Earnings Strength Remains Amid Mideast Conflict

Jeff Buchbinder | Chief Equity Strategist


Last Updated: March 17, 2026

All Eyes on Iran and the Strait of Hormuz

Investors’ attention remains squarely focused on Iran, as it should be. West Texas Intermediate (WTI) crude is trading near $100 per barrel, more than $40 above the recent mid-December low as tanker ships are still not sailing freely through the Strait of Hormuz. Iran is allowing its own tankers to get through, not surprisingly, sending important oil to China (China imports about 90% of Iranian oil exports). Reportedly Iran has allowed tankers bound for several other Asian countries including India and Pakistan to traverse the vital and dangerous waterway, easing some pressure on global oil prices as the week began.


As has been the case from day one when the first airstrikes began, the key factor in assessing economic and market impact is the duration of the effective Strait of Hormuz closure and resulting effects on prices of energy and other commodities. Prediction markets are split on whether the conflict ends by the end of May. While no one knows what the off ramp looks like, we do know that opening the Strait will be messy and is likely to take at least a few more weeks. Our allies have been reluctant to send naval escorts to the region to help, putting more pressure on President Trump to create the conditions for a cease fire and clear the Strait unilaterally. As we have written about several times in recent weeks, including in our Weekly Market Commentary on March 9.

Dataset entries:

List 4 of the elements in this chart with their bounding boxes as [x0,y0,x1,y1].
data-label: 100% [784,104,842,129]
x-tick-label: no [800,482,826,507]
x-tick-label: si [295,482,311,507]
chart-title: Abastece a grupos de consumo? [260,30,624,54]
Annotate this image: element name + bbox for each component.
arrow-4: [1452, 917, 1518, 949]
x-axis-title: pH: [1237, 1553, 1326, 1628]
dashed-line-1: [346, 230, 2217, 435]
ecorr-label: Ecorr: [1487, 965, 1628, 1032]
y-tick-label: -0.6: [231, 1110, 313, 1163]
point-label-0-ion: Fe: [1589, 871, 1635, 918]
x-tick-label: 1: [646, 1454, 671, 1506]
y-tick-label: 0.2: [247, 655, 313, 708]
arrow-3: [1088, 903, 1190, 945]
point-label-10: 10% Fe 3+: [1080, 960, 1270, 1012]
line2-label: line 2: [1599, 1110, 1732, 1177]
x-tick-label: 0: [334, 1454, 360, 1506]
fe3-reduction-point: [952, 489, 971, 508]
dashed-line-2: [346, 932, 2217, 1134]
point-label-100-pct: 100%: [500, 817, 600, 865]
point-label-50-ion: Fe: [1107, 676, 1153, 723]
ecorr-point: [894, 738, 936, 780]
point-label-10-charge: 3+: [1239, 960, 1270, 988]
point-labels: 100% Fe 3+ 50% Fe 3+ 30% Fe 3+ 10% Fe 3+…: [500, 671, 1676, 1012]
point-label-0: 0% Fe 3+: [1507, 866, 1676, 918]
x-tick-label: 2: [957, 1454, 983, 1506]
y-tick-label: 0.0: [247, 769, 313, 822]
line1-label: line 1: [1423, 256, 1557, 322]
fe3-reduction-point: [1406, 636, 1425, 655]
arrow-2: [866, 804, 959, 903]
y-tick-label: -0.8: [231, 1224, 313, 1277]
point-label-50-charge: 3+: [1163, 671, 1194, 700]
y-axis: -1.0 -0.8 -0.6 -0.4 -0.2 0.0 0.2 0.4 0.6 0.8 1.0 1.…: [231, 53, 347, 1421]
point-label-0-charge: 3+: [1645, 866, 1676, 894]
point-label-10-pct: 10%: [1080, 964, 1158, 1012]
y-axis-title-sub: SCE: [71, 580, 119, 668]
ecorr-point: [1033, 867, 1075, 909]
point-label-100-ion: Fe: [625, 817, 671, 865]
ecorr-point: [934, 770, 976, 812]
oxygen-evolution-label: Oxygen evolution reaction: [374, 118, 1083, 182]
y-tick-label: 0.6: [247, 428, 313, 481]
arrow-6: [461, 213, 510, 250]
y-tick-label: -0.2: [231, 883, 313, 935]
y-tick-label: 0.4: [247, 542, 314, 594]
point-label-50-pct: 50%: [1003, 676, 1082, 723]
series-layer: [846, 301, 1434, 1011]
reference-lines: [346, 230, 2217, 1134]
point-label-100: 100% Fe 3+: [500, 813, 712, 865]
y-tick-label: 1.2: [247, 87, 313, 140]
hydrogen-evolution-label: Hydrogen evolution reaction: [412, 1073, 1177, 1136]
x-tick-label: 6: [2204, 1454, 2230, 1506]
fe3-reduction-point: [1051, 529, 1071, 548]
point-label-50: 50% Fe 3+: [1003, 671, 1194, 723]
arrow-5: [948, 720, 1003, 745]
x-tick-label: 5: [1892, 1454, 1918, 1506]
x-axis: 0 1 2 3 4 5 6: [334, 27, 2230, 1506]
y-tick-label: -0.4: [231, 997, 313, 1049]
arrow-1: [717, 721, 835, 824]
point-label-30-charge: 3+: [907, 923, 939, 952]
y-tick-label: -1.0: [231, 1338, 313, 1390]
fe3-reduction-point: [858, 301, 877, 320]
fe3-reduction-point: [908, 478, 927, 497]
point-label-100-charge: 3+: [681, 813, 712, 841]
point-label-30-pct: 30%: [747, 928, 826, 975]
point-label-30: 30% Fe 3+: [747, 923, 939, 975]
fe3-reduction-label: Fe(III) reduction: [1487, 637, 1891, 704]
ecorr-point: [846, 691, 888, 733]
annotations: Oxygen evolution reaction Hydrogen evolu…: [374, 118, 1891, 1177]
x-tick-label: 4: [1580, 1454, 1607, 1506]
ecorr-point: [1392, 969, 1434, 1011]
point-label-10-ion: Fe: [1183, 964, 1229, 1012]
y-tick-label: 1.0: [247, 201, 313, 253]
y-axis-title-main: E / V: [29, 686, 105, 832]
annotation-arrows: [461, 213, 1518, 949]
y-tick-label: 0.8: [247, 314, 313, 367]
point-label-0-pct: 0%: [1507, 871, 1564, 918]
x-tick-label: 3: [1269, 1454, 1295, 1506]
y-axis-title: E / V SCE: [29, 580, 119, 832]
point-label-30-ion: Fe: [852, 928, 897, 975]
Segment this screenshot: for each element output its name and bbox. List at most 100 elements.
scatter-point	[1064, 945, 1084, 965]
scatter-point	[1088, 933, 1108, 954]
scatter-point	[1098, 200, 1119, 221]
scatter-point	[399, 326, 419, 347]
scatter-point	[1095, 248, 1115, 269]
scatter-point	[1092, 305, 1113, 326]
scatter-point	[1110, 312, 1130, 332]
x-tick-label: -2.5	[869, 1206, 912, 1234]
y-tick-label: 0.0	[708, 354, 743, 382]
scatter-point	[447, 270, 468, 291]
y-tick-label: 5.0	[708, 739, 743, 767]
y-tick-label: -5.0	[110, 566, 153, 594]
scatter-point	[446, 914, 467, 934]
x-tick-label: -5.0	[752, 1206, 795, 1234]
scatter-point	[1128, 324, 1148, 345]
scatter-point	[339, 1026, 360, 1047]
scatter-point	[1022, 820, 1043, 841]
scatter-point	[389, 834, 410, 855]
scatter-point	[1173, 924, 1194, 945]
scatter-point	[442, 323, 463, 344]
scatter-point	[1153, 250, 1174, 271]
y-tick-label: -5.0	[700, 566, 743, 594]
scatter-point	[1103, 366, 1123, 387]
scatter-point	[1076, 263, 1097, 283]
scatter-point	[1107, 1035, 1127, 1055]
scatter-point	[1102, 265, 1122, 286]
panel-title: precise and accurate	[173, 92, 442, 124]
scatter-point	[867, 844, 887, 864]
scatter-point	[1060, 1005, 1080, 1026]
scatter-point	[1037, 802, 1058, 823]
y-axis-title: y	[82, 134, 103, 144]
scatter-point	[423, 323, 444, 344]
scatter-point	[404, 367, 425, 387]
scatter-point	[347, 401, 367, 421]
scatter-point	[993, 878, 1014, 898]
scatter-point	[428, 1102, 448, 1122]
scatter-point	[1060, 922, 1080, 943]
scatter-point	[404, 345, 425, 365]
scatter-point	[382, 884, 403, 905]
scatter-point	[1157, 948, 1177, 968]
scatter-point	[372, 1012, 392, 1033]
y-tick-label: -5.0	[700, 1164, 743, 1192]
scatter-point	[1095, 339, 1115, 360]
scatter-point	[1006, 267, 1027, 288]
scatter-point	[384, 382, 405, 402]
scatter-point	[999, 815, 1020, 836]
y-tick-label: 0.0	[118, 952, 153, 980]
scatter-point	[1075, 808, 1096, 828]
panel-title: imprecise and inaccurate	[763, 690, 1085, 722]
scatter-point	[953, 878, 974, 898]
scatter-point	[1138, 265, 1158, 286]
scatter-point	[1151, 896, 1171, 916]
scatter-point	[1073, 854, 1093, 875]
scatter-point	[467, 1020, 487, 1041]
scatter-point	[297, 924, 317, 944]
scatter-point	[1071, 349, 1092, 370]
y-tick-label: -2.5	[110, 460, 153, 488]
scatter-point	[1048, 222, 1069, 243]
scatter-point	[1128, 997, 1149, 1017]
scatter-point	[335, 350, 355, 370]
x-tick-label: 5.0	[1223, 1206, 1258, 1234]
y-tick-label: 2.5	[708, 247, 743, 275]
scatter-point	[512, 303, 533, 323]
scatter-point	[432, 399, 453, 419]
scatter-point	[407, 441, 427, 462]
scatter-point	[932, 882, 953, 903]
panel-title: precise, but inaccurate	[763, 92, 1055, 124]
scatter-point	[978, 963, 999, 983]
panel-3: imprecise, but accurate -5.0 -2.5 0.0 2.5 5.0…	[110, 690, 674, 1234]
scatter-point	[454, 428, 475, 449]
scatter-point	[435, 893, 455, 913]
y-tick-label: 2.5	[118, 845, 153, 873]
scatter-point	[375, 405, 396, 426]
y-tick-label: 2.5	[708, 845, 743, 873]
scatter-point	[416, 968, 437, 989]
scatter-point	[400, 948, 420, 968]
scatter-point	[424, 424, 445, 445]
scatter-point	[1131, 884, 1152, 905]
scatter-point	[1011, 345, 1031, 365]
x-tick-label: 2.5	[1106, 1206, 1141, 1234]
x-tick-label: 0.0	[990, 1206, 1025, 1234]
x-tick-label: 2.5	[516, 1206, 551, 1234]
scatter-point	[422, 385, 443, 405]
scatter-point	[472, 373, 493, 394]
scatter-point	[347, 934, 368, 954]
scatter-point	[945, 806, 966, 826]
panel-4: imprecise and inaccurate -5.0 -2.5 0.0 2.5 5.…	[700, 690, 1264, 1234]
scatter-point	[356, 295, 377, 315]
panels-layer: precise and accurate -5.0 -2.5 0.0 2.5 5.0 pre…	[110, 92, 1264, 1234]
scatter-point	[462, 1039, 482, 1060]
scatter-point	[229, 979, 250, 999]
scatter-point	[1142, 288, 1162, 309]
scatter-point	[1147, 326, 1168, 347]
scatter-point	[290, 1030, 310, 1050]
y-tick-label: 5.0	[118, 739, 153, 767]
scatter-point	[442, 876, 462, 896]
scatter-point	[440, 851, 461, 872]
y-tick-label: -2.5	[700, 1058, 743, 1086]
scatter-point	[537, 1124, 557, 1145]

Your task: Rewrite the stretch of the market commentary from "As has been" through "on March 9.", putting "warships" in place of "naval escorts".

Output for this exercise:
As has been the case from day one when the first airstrikes began, the key factor in assessing economic and market impact is the duration of the effective Strait of Hormuz closure and resulting effects on prices of energy and other commodities. Prediction markets are split on whether the conflict ends by the end of May. While no one knows what the off ramp looks like, we do know that opening the Strait will be messy and is likely to take at least a few more weeks. Our allies have been reluctant to send warships to the region to help, putting more pressure on President Trump to create the conditions for a cease fire and clear the Strait unilaterally. As we have written about several times in recent weeks, including in our Weekly Market Commentary on March 9.